→ THE TASK
Return the lines where the word "Privilege" occurs.
• • • • • • •
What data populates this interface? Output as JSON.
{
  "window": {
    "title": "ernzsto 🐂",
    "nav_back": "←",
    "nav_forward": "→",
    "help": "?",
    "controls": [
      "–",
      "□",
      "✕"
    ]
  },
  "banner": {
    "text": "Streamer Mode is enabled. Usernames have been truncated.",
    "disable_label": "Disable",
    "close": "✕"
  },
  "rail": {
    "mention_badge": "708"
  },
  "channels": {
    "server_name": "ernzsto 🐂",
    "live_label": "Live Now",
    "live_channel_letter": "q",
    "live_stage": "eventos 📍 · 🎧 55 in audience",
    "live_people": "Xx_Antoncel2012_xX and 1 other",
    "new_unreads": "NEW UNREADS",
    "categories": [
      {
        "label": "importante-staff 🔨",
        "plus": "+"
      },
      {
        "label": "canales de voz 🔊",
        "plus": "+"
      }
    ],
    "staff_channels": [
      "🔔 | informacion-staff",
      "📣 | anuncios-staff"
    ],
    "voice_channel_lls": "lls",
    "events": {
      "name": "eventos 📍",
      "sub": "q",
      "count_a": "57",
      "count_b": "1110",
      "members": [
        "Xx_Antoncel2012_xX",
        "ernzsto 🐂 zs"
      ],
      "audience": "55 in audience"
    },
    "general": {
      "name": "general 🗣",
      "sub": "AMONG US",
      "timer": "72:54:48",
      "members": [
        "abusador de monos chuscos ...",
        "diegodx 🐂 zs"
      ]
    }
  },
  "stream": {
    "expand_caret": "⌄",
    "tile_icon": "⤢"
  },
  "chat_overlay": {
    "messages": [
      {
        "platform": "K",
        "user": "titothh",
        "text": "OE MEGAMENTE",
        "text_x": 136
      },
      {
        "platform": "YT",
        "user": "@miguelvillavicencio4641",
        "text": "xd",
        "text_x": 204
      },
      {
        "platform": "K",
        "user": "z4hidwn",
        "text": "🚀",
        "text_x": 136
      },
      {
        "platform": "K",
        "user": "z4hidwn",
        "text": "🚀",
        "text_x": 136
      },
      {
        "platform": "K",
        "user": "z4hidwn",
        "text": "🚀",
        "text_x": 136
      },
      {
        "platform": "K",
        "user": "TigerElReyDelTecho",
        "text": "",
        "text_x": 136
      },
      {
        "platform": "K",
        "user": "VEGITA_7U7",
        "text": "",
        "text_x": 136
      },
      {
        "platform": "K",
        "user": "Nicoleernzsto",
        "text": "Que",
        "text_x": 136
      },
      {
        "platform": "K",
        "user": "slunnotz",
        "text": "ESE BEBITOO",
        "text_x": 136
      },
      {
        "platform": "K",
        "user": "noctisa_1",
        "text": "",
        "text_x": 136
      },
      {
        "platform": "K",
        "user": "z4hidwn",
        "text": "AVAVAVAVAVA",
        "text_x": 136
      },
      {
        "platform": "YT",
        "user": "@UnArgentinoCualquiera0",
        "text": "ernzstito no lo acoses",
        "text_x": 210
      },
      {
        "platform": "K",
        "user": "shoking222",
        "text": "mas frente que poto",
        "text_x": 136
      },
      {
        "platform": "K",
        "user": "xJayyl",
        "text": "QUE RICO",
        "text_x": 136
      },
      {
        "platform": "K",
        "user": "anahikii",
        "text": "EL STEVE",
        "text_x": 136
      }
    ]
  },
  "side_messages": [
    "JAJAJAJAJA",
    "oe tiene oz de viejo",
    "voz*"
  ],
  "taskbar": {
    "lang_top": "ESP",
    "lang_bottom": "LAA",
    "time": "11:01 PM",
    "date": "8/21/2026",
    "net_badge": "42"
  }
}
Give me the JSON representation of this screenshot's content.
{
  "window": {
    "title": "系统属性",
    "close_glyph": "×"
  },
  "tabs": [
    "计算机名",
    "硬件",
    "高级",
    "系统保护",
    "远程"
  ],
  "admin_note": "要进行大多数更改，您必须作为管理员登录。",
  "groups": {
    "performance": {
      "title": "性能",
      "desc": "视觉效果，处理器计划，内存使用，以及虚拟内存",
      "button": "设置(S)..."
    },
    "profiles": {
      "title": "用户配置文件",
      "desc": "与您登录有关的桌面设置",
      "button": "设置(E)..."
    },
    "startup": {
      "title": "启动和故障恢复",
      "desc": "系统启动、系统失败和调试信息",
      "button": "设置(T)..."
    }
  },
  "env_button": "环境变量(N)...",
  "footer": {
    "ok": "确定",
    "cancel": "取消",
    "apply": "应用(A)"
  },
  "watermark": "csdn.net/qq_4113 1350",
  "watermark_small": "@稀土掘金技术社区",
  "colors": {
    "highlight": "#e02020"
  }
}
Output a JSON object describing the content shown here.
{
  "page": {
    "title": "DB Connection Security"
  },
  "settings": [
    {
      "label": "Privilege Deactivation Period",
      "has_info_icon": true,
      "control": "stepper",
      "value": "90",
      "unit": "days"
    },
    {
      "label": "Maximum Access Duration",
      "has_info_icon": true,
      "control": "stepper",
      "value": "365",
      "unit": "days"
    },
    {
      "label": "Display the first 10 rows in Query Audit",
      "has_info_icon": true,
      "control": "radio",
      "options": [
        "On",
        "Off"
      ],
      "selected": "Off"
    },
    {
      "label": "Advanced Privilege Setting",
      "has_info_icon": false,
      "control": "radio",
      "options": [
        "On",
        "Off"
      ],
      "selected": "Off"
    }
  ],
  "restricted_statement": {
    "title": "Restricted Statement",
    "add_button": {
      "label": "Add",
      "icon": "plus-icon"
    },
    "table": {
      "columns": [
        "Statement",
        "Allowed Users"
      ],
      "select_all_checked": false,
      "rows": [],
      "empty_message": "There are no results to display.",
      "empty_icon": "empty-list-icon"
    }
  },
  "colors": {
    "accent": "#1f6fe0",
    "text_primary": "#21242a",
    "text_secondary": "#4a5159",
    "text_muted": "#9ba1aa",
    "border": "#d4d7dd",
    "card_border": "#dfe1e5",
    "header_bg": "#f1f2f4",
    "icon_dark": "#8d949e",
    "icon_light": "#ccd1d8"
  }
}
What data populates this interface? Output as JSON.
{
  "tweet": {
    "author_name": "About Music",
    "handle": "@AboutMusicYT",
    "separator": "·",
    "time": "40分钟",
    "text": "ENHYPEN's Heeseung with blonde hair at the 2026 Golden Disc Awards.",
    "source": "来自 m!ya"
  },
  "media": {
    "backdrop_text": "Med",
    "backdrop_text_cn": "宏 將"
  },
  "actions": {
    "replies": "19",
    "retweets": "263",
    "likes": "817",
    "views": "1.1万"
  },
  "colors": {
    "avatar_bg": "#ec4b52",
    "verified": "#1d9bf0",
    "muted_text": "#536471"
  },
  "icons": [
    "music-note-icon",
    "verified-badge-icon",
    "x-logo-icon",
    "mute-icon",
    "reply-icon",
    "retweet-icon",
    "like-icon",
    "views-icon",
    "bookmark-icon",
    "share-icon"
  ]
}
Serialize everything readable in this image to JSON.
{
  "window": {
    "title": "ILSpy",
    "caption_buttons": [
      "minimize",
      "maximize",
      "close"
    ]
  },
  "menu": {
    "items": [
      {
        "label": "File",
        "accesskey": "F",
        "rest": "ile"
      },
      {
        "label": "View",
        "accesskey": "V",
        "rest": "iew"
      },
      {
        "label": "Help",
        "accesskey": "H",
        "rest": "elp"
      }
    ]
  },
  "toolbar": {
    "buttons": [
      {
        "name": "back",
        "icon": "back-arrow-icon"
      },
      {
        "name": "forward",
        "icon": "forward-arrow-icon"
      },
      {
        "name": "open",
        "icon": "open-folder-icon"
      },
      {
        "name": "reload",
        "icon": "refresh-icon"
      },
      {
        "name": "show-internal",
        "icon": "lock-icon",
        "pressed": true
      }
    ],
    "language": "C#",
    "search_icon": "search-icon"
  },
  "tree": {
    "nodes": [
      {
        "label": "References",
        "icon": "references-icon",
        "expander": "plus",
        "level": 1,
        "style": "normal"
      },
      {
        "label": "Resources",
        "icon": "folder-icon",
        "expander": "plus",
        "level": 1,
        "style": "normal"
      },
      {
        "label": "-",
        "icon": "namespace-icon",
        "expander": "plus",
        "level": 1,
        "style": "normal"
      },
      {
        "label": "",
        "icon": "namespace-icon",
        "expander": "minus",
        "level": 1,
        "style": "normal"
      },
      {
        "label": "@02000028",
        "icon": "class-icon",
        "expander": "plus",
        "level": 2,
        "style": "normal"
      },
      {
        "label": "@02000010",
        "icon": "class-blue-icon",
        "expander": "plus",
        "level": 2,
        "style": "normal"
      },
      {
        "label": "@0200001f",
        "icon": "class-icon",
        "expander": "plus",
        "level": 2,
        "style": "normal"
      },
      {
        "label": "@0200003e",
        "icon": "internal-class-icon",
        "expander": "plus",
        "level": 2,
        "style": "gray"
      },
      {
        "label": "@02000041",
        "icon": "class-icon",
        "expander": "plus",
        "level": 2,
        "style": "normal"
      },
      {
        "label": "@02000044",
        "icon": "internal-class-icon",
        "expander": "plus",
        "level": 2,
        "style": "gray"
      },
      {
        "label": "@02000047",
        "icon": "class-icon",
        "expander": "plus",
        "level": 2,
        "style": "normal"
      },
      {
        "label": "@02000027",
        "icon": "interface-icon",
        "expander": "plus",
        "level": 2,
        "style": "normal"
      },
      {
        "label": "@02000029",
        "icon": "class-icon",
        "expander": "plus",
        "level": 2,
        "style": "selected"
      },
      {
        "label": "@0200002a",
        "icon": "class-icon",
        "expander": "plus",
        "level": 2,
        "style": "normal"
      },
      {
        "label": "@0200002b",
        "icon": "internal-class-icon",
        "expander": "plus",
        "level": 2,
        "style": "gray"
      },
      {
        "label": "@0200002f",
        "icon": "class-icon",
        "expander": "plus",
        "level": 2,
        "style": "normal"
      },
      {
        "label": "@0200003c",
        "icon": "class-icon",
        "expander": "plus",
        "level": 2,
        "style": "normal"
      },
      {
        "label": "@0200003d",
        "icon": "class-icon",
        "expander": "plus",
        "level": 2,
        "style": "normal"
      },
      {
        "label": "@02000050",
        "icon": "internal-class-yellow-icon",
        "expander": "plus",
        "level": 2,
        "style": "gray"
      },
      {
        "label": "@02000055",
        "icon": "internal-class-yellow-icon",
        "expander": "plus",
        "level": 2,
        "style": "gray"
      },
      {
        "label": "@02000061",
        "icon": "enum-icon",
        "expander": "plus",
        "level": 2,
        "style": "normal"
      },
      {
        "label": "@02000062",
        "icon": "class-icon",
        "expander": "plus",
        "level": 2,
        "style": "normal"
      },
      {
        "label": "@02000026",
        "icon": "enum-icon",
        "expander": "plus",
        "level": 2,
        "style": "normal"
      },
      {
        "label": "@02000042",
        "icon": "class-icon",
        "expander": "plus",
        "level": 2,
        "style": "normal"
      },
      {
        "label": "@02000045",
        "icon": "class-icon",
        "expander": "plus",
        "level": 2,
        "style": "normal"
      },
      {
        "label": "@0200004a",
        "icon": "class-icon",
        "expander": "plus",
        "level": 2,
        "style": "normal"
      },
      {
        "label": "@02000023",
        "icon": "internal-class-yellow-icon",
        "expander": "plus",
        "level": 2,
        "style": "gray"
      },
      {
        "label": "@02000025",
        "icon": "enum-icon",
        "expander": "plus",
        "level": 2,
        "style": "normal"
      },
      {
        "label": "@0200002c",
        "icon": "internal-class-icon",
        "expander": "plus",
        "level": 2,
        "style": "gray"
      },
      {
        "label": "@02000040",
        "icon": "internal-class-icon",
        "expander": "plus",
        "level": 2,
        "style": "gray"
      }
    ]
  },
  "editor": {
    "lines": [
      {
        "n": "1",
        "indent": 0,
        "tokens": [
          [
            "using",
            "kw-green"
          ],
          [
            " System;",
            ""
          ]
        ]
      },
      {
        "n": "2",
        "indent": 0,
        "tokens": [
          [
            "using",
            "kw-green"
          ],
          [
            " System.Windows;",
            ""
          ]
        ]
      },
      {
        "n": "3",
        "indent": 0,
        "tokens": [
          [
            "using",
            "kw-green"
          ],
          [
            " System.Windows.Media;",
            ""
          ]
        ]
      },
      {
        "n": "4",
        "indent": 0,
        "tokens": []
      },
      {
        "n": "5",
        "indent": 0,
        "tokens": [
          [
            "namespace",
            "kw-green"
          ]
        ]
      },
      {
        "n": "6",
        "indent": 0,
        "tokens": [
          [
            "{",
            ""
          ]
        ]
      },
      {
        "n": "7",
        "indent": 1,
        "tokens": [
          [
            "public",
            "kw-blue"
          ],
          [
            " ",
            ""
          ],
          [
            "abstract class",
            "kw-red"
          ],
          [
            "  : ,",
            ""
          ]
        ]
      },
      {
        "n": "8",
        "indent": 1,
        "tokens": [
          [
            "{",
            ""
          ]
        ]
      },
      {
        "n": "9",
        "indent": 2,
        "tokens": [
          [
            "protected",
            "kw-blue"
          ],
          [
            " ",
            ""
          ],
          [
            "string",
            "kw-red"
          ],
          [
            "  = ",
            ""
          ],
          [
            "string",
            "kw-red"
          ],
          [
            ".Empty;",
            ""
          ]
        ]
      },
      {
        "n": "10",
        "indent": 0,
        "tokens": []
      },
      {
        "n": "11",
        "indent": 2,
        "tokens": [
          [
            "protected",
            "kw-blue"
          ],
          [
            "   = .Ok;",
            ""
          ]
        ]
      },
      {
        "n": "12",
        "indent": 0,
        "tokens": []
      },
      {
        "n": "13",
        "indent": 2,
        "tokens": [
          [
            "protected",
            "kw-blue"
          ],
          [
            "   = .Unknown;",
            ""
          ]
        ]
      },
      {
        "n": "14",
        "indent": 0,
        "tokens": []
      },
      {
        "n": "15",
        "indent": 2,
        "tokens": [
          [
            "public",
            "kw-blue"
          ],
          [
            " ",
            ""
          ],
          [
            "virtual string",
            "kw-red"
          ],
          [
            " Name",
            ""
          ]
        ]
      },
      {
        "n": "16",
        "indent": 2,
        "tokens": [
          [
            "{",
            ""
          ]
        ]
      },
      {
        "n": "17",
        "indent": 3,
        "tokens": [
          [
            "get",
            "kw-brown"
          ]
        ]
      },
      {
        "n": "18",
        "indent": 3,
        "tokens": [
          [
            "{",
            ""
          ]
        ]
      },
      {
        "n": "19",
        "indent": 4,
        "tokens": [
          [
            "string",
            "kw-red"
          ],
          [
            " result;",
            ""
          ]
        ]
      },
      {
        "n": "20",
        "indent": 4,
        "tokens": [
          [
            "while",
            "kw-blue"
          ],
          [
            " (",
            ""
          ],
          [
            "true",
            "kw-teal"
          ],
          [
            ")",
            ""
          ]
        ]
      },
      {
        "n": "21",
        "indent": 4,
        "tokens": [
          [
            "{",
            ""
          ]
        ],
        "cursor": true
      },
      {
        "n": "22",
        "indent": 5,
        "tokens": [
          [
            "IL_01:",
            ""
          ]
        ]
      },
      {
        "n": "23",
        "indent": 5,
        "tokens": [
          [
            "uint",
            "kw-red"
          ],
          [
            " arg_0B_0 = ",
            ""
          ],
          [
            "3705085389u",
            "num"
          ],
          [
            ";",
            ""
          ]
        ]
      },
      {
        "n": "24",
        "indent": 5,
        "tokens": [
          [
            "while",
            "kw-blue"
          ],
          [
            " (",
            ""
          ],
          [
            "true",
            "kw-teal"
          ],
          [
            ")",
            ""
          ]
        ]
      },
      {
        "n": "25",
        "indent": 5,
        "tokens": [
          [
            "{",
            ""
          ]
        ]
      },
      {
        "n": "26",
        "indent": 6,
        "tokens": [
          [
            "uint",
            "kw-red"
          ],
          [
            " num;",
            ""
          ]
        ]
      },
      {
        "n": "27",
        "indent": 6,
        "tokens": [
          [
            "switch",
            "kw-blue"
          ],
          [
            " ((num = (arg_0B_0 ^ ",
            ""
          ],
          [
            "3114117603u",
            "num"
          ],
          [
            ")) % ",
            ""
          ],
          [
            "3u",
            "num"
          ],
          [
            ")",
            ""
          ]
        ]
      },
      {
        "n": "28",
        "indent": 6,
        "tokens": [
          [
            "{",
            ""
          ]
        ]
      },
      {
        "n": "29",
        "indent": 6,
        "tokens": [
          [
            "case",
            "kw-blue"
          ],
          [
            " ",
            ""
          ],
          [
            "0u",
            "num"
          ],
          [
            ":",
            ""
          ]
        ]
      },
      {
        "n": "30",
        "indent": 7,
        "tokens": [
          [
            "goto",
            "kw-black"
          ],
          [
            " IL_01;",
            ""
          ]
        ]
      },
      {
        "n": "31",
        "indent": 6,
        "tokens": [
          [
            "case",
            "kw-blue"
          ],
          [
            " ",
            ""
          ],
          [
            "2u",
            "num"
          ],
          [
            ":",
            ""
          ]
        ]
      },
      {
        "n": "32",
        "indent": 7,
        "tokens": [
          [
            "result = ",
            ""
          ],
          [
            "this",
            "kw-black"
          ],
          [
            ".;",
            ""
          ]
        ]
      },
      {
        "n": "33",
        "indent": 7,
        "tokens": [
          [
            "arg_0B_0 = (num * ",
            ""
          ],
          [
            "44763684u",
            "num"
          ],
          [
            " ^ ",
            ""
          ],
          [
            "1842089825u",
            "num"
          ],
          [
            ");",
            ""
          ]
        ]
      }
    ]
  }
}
• • • • • • •
→ TASK OUTPUT
      "label": "Privilege Deactivation Period",
      "label": "Advanced Privilege Setting",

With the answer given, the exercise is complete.